- _What needs to be done_
Locate the string "more" in the listing below. Copy every line where it is found.

- _Source material_

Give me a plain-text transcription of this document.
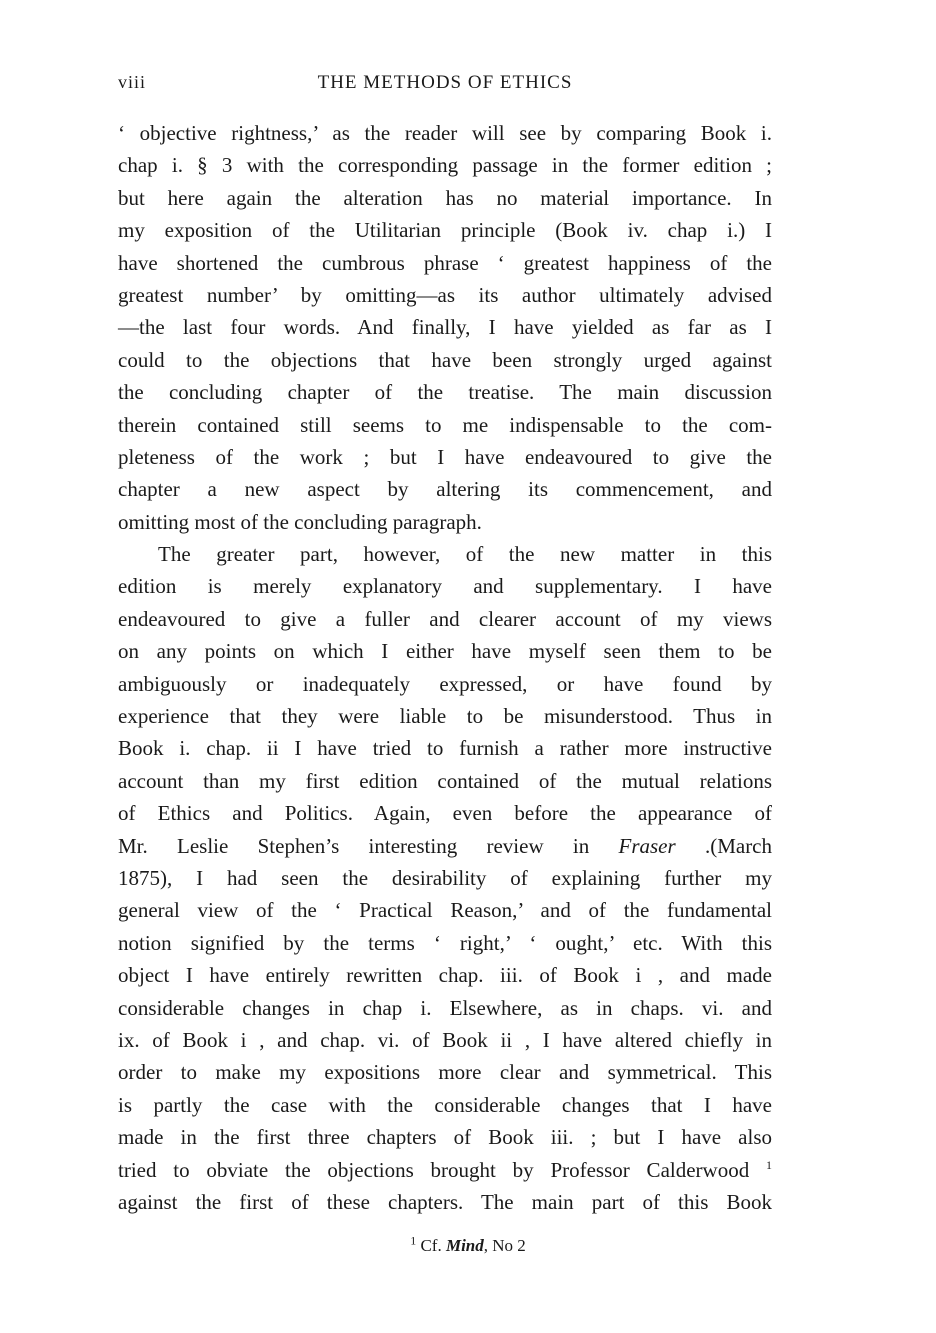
viii	THE METHODS OF ETHICS
‘ objective rightness,’ as the reader will see by comparing Book i.
chap i. § 3 with the corresponding passage in the former edition ;
but here again the alteration has no material importance. In
my exposition of the Utilitarian principle (Book iv. chap i.) I
have shortened the cumbrous phrase ‘ greatest happiness of the
greatest number’ by omitting—as its author ultimately advised
—the last four words. And finally, I have yielded as far as I
could to the objections that have been strongly urged against
the concluding chapter of the treatise. The main discussion
therein contained still seems to me indispensable to the com-
pleteness of the work ; but I have endeavoured to give the
chapter a new aspect by altering its commencement, and
omitting most of the concluding paragraph.
The greater part, however, of the new matter in this
edition is merely explanatory and supplementary. I have
endeavoured to give a fuller and clearer account of my views
on any points on which I either have myself seen them to be
ambiguously or inadequately expressed, or have found by
experience that they were liable to be misunderstood. Thus in
Book i. chap. ii I have tried to furnish a rather more instructive
account than my first edition contained of the mutual relations
of Ethics and Politics. Again, even before the appearance of
Mr. Leslie Stephen’s interesting review in Fraser .(March
1875), I had seen the desirability of explaining further my
general view of the ‘ Practical Reason,’ and of the fundamental
notion signified by the terms ‘ right,’ ‘ ought,’ etc. With this
object I have entirely rewritten chap. iii. of Book i , and made
considerable changes in chap i. Elsewhere, as in chaps. vi. and
ix. of Book i , and chap. vi. of Book ii , I have altered chiefly in
order to make my expositions more clear and symmetrical. This
is partly the case with the considerable changes that I have
made in the first three chapters of Book iii. ; but I have also
tried to obviate the objections brought by Professor Calderwood $^1$
against the first of these chapters. The main part of this Book
$^1$ Cf. Mind, No 2
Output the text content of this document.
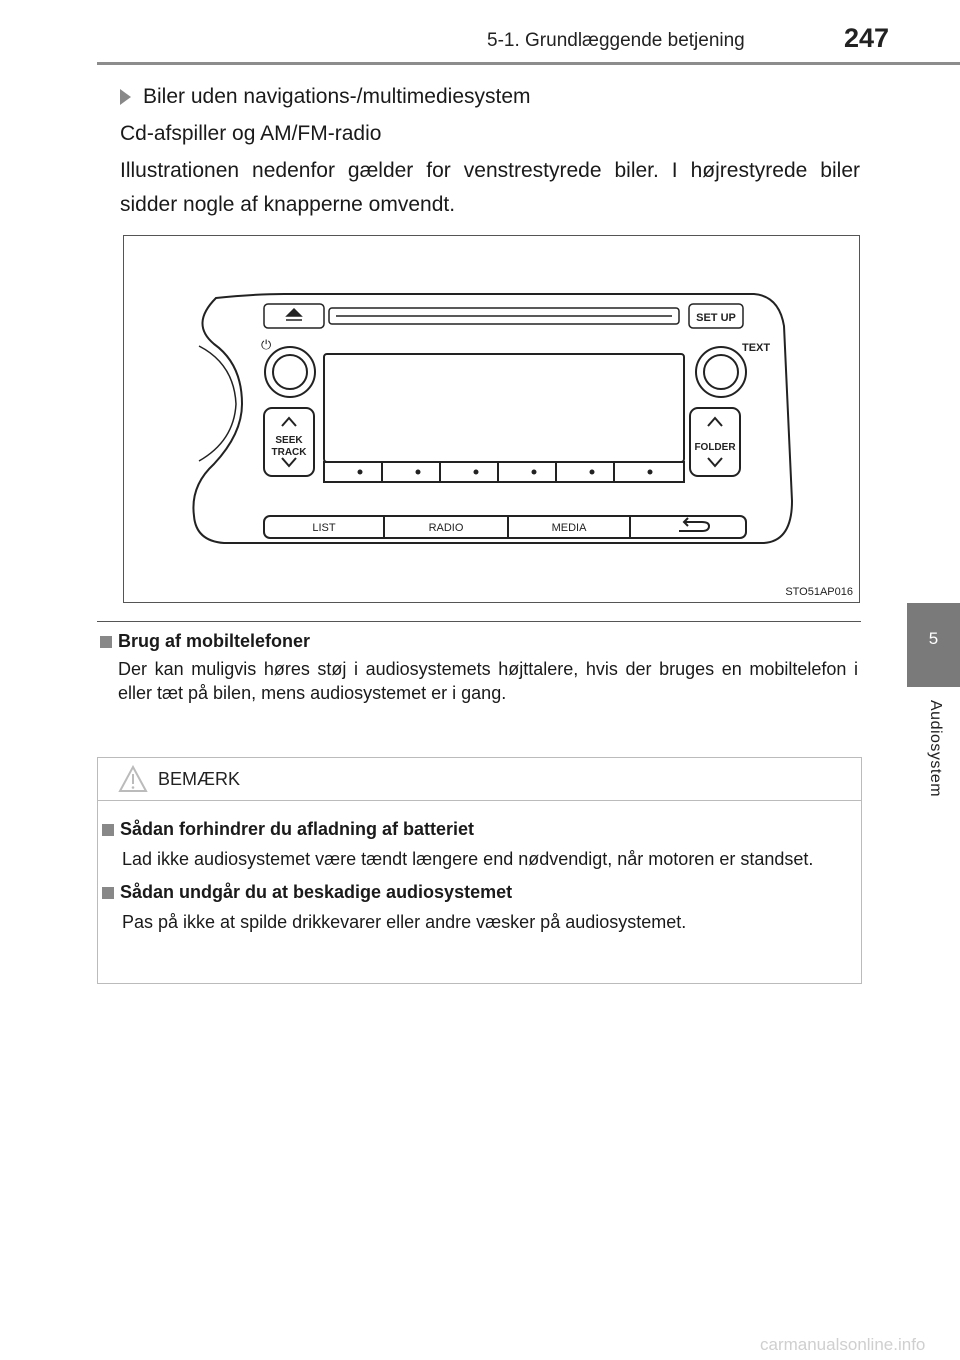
5-1. Grundlæggende betjening	247
5
Audiosystem
Biler uden navigations-/multimediesystem

Cd-afspiller og AM/FM-radio

Illustrationen nedenfor gælder for venstrestyrede biler. I højrestyrede biler sidder nogle af knapperne omvendt.

SET UP
⏻	TEXT
SEEK
TRACK	FOLDER
LIST	RADIO	MEDIA
STO51AP016
Brug af mobiltelefoner
Der kan muligvis høres støj i audiosystemets højttalere, hvis der bruges en mobiltelefon i eller tæt på bilen, mens audiosystemet er i gang.
BEMÆRK
Sådan forhindrer du afladning af batteriet
Lad ikke audiosystemet være tændt længere end nødvendigt, når motoren er standset.
Sådan undgår du at beskadige audiosystemet
Pas på ikke at spilde drikkevarer eller andre væsker på audiosystemet.
carmanualsonline.info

- _Result of this task_
Book i. chap. ii I have tried to furnish a rather more instructive
order to make my expositions more clear and symmetrical. This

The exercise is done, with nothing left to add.